[Stored data entries]
*-*-*

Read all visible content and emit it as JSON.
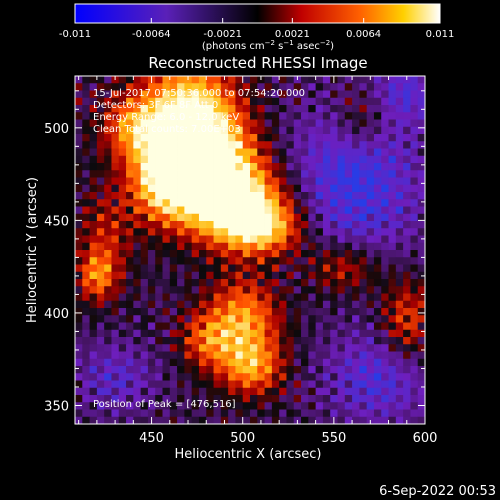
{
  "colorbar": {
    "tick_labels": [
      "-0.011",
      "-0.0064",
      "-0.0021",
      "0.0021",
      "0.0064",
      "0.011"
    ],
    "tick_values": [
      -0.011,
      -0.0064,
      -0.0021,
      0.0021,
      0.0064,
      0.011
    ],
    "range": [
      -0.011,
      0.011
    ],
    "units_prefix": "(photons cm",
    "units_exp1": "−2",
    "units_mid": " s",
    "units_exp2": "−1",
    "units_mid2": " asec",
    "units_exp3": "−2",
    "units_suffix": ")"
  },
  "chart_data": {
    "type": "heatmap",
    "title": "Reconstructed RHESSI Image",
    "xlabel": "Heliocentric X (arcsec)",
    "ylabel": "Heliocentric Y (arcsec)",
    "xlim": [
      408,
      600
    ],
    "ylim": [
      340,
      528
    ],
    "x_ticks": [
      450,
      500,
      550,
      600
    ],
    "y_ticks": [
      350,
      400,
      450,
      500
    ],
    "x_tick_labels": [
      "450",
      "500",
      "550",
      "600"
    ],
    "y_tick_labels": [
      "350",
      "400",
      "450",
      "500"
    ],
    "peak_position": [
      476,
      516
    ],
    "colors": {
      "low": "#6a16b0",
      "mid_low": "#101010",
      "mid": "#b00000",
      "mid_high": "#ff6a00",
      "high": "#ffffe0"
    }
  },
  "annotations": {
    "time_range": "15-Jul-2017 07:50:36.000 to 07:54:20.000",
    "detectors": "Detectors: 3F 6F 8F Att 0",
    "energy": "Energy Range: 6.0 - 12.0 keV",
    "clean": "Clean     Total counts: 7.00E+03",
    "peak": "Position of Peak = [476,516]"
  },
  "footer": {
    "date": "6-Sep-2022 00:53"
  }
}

*-*-*

◆ **Problem details**
Write out the material above once more, exactly as it reads, with no pictures.

◆ **Solution for this task**
Read all visible content and emit it as JSON.
{
  "colorbar": {
    "tick_labels": [
      "-0.011",
      "-0.0064",
      "-0.0021",
      "0.0021",
      "0.0064",
      "0.011"
    ],
    "tick_values": [
      -0.011,
      -0.0064,
      -0.0021,
      0.0021,
      0.0064,
      0.011
    ],
    "range": [
      -0.011,
      0.011
    ],
    "units_prefix": "(photons cm",
    "units_exp1": "−2",
    "units_mid": " s",
    "units_exp2": "−1",
    "units_mid2": " asec",
    "units_exp3": "−2",
    "units_suffix": ")"
  },
  "chart_data": {
    "type": "heatmap",
    "title": "Reconstructed RHESSI Image",
    "xlabel": "Heliocentric X (arcsec)",
    "ylabel": "Heliocentric Y (arcsec)",
    "xlim": [
      408,
      600
    ],
    "ylim": [
      340,
      528
    ],
    "x_ticks": [
      450,
      500,
      550,
      600
    ],
    "y_ticks": [
      350,
      400,
      450,
      500
    ],
    "x_tick_labels": [
      "450",
      "500",
      "550",
      "600"
    ],
    "y_tick_labels": [
      "350",
      "400",
      "450",
      "500"
    ],
    "peak_position": [
      476,
      516
    ],
    "colors": {
      "low": "#6a16b0",
      "mid_low": "#101010",
      "mid": "#b00000",
      "mid_high": "#ff6a00",
      "high": "#ffffe0"
    }
  },
  "annotations": {
    "time_range": "15-Jul-2017 07:50:36.000 to 07:54:20.000",
    "detectors": "Detectors: 3F 6F 8F Att 0",
    "energy": "Energy Range: 6.0 - 12.0 keV",
    "clean": "Clean     Total counts: 7.00E+03",
    "peak": "Position of Peak = [476,516]"
  },
  "footer": {
    "date": "6-Sep-2022 00:53"
  }
}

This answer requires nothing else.